## BEGIN Records provided

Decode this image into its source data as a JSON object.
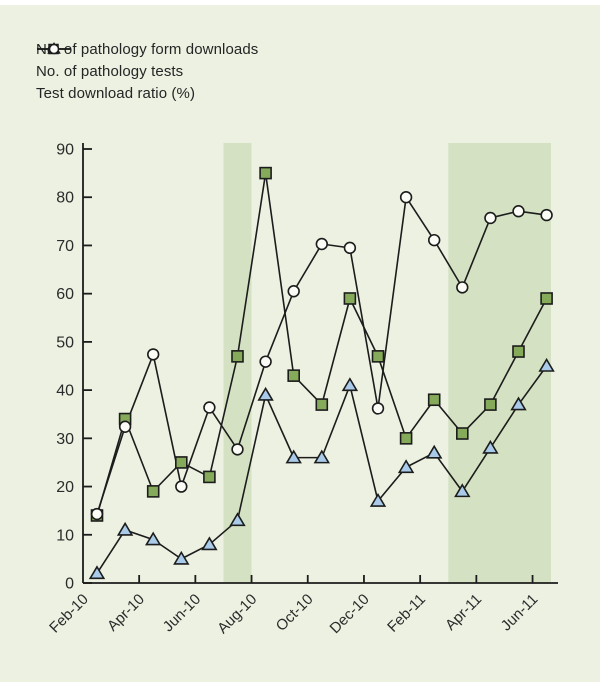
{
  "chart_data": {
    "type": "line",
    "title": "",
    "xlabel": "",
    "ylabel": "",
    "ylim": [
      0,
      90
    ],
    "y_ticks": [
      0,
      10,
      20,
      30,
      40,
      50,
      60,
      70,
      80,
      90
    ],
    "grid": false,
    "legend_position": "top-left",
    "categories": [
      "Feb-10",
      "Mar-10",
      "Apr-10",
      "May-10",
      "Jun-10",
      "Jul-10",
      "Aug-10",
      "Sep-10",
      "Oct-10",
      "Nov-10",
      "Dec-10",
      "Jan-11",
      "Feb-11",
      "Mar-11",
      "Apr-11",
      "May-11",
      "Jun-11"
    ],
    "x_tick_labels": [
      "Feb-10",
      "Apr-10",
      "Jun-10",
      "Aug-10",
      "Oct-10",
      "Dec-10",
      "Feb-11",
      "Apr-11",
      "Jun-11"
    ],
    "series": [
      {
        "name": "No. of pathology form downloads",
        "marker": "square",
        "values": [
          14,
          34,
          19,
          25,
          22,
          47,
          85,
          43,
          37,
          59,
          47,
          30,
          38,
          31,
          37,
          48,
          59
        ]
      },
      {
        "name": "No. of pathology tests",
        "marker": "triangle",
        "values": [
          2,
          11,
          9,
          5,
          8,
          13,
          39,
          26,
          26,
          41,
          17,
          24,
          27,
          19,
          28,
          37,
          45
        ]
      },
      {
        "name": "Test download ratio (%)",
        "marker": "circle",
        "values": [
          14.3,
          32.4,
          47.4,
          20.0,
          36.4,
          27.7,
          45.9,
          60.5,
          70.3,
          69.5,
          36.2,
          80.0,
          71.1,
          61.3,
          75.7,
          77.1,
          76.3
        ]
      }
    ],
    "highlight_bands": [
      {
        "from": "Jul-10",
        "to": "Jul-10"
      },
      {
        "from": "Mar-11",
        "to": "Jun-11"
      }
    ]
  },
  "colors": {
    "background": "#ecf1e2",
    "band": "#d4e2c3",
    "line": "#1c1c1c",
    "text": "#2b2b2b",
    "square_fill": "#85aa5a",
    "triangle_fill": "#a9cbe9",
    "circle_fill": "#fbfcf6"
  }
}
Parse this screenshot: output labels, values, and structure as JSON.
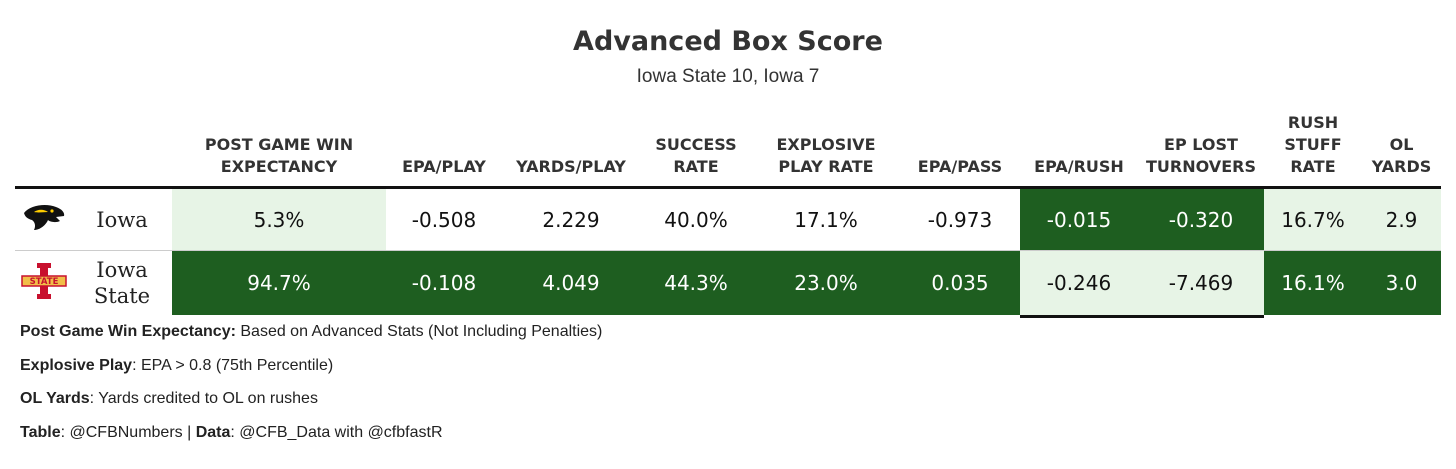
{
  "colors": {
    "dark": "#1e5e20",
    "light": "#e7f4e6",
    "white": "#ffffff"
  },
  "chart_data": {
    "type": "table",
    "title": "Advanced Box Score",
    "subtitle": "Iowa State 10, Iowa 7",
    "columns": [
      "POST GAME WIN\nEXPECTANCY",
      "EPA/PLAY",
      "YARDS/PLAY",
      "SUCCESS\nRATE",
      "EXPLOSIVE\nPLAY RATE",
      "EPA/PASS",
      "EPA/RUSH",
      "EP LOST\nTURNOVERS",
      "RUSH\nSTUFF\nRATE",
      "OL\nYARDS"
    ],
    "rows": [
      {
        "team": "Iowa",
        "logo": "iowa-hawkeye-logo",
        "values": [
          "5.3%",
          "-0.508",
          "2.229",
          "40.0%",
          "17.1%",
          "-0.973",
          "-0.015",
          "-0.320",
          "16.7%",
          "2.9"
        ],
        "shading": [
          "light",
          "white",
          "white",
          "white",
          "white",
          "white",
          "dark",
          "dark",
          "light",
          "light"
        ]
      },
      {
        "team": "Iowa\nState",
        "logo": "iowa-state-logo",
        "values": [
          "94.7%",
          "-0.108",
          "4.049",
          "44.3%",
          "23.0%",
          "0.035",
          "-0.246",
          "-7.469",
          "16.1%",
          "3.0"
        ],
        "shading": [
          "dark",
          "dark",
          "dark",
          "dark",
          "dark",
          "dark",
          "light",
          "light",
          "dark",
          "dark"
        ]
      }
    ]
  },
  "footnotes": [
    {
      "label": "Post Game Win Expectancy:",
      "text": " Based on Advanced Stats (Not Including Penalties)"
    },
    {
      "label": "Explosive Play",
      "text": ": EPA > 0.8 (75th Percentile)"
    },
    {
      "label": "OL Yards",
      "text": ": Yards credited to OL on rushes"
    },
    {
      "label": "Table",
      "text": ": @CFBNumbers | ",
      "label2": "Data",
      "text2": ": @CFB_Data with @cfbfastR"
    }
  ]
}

## END Records provided

## Description of the task
Determine how many lines of this listing contain "JSON", and give only the number.

## Reply
2